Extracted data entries

---

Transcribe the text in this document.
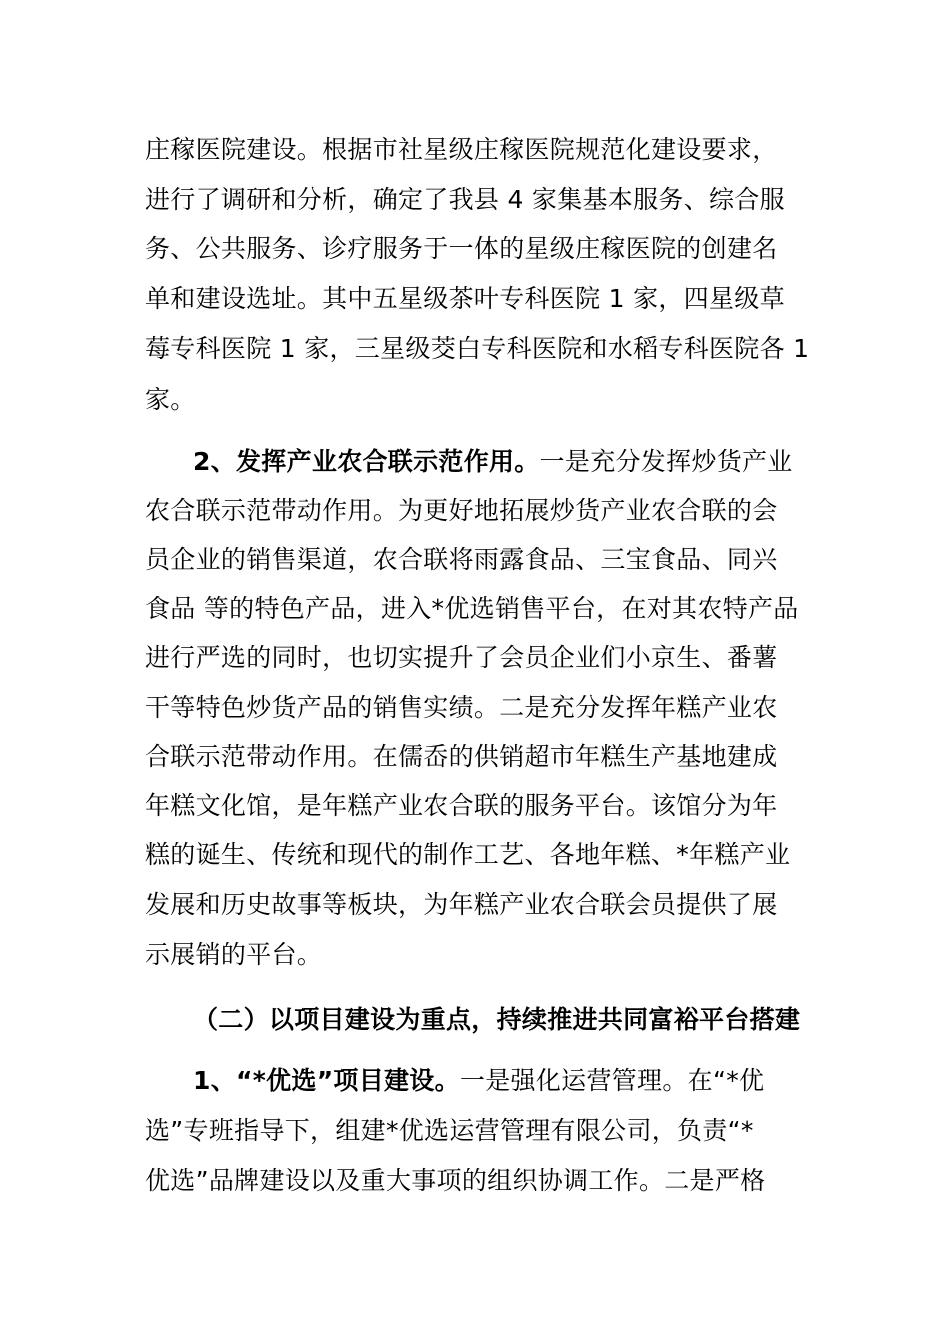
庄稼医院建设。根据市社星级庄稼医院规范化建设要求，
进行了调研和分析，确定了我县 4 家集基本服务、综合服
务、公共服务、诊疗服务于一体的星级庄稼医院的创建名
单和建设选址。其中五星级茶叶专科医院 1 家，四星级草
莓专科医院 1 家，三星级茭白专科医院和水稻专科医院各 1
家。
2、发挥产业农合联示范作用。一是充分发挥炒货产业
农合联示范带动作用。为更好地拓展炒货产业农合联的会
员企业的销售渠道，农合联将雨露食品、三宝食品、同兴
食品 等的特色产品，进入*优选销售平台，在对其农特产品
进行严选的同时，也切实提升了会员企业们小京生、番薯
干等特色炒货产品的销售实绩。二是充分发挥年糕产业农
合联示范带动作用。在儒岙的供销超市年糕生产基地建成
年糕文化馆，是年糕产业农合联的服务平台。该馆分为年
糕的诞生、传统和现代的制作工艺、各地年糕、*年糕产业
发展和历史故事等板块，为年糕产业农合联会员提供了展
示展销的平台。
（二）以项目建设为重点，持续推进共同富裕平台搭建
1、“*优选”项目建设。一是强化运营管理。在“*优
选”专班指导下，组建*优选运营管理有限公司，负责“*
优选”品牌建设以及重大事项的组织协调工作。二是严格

---

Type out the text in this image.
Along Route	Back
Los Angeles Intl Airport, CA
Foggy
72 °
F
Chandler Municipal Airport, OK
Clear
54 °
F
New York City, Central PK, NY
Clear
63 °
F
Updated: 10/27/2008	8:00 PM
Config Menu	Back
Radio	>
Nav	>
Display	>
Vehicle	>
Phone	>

---

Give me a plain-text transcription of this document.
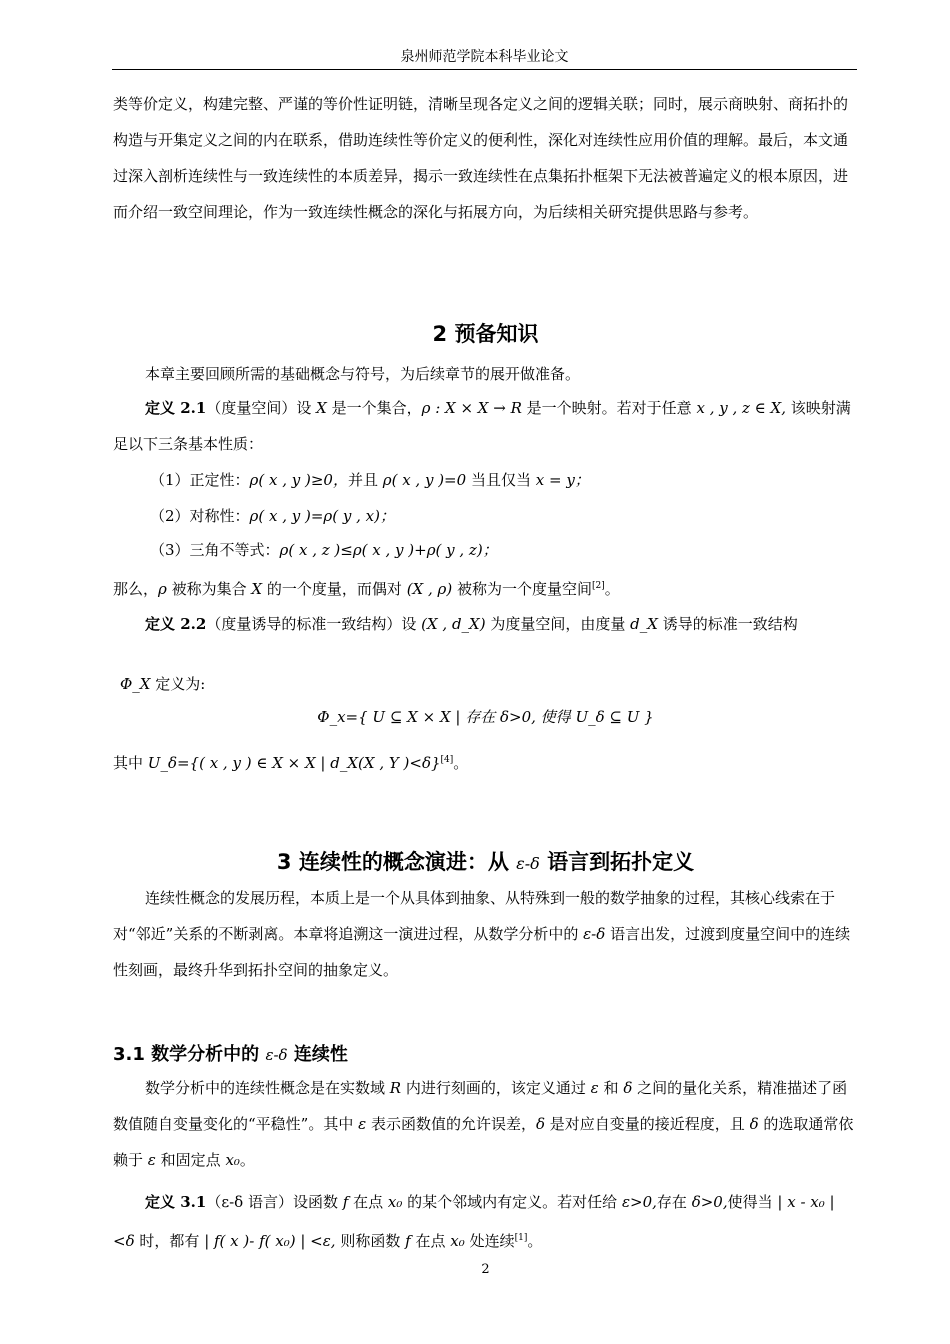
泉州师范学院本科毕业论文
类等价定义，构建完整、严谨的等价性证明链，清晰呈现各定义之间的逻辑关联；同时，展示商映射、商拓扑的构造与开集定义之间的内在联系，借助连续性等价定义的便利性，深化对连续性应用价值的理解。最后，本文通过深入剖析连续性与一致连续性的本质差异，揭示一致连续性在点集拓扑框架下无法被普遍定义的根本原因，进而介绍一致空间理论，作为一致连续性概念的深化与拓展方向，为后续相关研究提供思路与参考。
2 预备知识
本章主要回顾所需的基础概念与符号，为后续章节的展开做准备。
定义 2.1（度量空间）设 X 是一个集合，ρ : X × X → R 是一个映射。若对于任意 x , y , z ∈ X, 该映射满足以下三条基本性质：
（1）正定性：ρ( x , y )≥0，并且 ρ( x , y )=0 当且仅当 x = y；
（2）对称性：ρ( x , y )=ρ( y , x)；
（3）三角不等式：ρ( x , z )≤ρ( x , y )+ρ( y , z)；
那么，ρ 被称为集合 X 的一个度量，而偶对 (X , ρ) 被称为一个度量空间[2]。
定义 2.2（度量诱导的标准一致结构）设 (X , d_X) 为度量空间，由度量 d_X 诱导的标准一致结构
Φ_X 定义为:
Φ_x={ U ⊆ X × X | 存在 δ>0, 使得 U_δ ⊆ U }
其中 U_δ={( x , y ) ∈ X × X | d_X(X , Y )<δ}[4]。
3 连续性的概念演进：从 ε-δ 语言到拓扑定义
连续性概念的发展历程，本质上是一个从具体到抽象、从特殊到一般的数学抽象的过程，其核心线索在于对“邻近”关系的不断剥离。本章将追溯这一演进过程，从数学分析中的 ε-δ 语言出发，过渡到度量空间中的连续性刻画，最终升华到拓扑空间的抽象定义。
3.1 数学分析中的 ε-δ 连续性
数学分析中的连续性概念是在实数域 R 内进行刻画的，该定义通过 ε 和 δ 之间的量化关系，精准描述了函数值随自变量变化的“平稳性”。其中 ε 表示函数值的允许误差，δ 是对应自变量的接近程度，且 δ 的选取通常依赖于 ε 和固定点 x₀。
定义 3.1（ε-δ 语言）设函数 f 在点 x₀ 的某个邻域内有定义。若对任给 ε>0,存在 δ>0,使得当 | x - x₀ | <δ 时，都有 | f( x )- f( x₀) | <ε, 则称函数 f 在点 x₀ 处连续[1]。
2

---

Exercise
In the material above, show every line where the word "document" turns up.

Full solution
Transcribe the text in this document.
Give me a plain-text transcription of this document.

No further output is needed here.